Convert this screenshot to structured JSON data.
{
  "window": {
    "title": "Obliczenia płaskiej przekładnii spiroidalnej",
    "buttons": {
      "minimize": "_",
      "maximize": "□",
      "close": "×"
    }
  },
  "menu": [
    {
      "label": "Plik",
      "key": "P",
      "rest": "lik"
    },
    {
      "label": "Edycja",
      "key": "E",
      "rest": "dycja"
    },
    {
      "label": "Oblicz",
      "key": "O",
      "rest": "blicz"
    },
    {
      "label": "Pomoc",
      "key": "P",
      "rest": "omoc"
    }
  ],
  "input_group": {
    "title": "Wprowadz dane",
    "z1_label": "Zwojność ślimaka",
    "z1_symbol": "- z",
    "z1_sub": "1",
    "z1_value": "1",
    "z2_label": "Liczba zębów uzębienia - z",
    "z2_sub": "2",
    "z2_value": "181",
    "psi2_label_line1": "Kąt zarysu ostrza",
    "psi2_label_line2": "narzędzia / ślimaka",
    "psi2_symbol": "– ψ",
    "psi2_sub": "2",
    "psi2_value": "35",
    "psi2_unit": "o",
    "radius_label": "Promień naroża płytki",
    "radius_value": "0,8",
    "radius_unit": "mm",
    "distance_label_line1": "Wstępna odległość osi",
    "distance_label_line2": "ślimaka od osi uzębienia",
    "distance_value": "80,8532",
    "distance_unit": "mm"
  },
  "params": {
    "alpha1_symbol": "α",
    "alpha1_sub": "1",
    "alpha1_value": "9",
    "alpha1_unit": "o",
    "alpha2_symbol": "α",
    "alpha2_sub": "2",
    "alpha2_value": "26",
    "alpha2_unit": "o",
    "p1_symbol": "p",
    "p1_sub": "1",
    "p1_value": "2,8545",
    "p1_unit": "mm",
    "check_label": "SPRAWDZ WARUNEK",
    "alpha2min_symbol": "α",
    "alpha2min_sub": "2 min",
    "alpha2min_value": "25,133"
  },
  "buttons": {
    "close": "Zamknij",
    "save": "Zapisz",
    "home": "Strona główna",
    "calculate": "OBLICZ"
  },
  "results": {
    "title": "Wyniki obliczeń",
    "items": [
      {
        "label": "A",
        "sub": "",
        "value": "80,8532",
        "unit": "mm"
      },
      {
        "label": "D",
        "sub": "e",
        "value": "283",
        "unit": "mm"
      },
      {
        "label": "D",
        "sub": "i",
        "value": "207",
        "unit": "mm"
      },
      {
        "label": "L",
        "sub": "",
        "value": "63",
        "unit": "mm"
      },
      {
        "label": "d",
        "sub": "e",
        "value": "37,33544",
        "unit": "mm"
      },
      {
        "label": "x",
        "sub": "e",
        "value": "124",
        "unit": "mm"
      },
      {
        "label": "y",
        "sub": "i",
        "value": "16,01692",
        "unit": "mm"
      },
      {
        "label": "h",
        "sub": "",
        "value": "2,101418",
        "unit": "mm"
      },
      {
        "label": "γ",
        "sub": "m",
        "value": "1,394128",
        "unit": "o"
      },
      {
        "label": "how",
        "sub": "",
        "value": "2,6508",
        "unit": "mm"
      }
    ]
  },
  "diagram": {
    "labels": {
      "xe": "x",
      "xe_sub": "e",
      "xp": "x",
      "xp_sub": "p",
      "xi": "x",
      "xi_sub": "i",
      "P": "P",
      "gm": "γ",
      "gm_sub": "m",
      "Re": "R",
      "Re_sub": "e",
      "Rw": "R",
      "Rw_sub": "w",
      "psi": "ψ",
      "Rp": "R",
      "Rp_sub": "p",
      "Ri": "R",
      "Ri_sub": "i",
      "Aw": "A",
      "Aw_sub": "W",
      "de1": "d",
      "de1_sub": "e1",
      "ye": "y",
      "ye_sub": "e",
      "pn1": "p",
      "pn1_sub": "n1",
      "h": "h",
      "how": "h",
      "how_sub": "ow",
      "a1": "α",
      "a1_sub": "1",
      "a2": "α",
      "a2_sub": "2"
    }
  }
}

··········

WHAT TO WORK ON – Give the number of lines that carry the word "title", with nothing added.

RESPONSE – 3